• [Text section]
*** Begin section ***

Table 1 Summary of de novo cAVM patients with a history of cerebral vascular disease or brain tumor
Table 2 Summary of de novo cAVM patients with no history of cerebral vascular disease or brain tumor

Discussion

We present a rare case of de novo cAVM formation in a child with a long history of epilepsy before the lesion was found. We also reviewed five previously reported cases of de novo cAVMs with no previous neurovascular abnormalities. Including our case, epileptic seizures are the major presentation (83.3 %) before de novo cAVM occurrence, whereas in the ordinary cAVMs patients, seizures as initial presentation occur in less than 30 % of patients [7].

The pathogenesis of cAVMs is not completely understood. It has been suggested that cAVMs are primarily congenital, originating at or before the 40 to 80-mm embryo length stage and may be related to a primary abnormality of primordial capillary or venous formation [19]. However, our case and a few previous reports of de novo cAVMs challenge the concept that cAVMs are purely congenital lesions. These reports suggest that actually cAVMs are not static lesions; growth, shrinkage, and spontaneous resolution of cAVMs with time have been documented [1, 5, 17, 18]. From the dynamic nature of cAVMs, it is possible that acquired inciting events might be the catalyst for the formation of cAVMs later in life. Desal et al. reported a case of the development of multiple de novo vascular malformations (transverse sinus, dural fistula, and posterior fossa cavernomas) following acoustic neuroma surgery. They speculated that venous occlusive disease and ischemia may be powerful revealing triggers and support the capillary venous origin of some vascular malformations [8].

Seizures contribute to hypoxic-ischemic brain injury, particularly in childhood. In ischemic brain regions, abundant potent angiogenic factors like vascular endothelial growth factor (VEGF) can be produced [22, 26]. Studies of seizure-prone patients with cAVMs reveal impaired peri-nidal cerebral reserve and concomitant venous congestion [9]. Additionally, research has shown that VEGF is upregulated in neurons and glial cells after epileptic seizures and counteracts seizure-induced neurodegeneration [21].

It has been proposed that overstimulated angiogenesis may lead to cAVMs. VEGF may be a key link between insult and cAVM formation. In animal models, deletion of the ALK1 gene can induce cAVM formation [29]. Gene microarray analysis of human cAVMs demonstrated increased VEGF gene expression levels for angiogenesis, accompanied by increased protein product [12]. It has been proven that the notch signaling pathway is an important molecular candidate in cAVM pathogenesis, which seems to depend on local levels of VEGF [20].

William L. Young. et al. proposed a “response-to-injury” model of cAVM pathogenesis [13]. An inciting event turns on the cAVM pathogenesis pathway which can involve angiogenesis, endothelial mitogenesis, and vascular stabilization. When this response is superimposed on an underlying structural defect or genetic background, the normal injury response may shift towards an abnormal dysplastic response. It is obvious that recurrent epileptic seizures were more common in the group of patients who had no other cerebral vascular disease with de novo cAVMs. Epileptic seizures may be an initial clinical manifestation in unruptured cAVM and could also be a consequence of a complication. Additionally, the recurrent epileptic seizures might be the inciting event in the angiogenesis pathway of the de novo cAVMs by upregulating VEGF expression.

Conclusion

cAVMs are a dynamic disease which can grow postnatally. Recurrent epileptic seizures may be a possible trigger for de novo cAVMs by upregulating the VEGF expression. The effect of the epileptic seizures on the angiogenesis of cAVMs needs to be further studied.

*** End section ***

• [Data for review]
*** Begin section ***

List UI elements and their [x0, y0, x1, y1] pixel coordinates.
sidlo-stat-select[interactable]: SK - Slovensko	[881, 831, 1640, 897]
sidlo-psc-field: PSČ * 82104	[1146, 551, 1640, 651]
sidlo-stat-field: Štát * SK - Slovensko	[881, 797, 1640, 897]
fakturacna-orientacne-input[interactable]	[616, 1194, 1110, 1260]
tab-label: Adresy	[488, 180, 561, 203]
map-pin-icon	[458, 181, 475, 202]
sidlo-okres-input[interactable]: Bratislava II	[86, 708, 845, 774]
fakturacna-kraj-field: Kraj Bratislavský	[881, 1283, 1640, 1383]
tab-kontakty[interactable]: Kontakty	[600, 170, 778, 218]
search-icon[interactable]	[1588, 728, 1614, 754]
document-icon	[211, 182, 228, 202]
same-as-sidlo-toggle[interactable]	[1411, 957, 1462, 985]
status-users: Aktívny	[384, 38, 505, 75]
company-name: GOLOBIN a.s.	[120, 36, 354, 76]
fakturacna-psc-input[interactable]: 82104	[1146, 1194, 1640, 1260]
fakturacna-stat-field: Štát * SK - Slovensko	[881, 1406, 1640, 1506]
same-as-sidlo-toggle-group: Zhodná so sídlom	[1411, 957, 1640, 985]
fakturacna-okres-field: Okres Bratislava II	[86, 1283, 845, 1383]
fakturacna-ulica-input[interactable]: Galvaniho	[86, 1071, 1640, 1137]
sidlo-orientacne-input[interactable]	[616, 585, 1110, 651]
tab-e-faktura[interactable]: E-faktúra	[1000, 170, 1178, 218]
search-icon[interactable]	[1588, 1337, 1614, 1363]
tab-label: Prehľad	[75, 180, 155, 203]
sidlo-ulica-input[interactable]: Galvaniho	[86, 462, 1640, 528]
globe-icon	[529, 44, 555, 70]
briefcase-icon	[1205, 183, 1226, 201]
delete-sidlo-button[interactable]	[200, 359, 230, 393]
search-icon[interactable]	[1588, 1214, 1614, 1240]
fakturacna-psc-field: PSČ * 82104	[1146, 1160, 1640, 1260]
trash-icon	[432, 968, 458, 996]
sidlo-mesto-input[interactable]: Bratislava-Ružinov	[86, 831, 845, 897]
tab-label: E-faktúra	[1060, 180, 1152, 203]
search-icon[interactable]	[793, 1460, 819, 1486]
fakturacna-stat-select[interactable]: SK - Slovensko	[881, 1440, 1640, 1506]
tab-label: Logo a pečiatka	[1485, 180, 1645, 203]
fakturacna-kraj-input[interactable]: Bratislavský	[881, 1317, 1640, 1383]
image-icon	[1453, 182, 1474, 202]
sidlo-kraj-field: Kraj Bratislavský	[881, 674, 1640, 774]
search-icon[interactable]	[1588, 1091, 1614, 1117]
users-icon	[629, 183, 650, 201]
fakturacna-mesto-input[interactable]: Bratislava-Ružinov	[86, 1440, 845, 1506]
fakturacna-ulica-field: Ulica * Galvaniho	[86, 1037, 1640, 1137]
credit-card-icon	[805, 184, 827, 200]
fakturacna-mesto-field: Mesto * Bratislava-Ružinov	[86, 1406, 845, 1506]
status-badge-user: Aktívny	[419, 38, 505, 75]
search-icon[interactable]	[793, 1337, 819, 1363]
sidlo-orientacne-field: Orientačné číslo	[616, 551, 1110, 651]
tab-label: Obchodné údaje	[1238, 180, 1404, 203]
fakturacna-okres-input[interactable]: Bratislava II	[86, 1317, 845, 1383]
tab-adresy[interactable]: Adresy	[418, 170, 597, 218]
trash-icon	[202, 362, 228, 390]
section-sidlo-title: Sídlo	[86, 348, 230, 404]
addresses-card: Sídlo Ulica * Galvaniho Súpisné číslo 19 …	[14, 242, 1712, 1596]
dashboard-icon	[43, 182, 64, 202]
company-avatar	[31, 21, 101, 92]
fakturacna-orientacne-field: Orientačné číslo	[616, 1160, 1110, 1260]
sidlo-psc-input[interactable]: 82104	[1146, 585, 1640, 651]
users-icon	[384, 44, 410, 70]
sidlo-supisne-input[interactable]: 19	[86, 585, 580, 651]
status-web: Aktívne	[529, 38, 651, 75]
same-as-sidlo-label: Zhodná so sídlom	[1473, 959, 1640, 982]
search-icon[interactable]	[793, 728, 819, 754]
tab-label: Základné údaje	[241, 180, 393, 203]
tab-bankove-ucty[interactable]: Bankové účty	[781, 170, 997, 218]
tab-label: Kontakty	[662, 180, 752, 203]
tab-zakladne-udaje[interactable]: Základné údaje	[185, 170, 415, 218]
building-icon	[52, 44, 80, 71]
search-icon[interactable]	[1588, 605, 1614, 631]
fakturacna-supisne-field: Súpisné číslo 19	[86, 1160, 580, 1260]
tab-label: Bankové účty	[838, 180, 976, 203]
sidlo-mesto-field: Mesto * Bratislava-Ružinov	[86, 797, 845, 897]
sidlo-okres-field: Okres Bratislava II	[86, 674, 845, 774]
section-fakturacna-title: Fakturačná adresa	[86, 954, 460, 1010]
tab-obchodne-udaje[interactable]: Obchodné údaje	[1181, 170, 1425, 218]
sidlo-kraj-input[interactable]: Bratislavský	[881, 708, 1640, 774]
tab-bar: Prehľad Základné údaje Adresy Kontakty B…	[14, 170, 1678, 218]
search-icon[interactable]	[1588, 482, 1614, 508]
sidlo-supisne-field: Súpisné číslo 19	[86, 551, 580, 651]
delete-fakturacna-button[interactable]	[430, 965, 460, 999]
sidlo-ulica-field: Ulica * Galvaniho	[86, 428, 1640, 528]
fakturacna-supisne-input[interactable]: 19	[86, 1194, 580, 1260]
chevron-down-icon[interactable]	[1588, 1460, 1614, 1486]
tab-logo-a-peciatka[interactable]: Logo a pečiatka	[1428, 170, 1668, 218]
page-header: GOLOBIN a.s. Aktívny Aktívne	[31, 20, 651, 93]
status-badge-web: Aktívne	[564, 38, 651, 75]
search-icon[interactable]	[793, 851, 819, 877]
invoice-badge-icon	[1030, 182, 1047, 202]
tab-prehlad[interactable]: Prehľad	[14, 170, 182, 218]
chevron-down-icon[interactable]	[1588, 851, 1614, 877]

*** End section ***

In the discussion of de novo cAVMs, what share of the cases, including the one presented, had epileptic seizures as the major presentation before the cAVM appeared? The data comes from a different source than the text.

• [Answer to this exercise] 83.3 %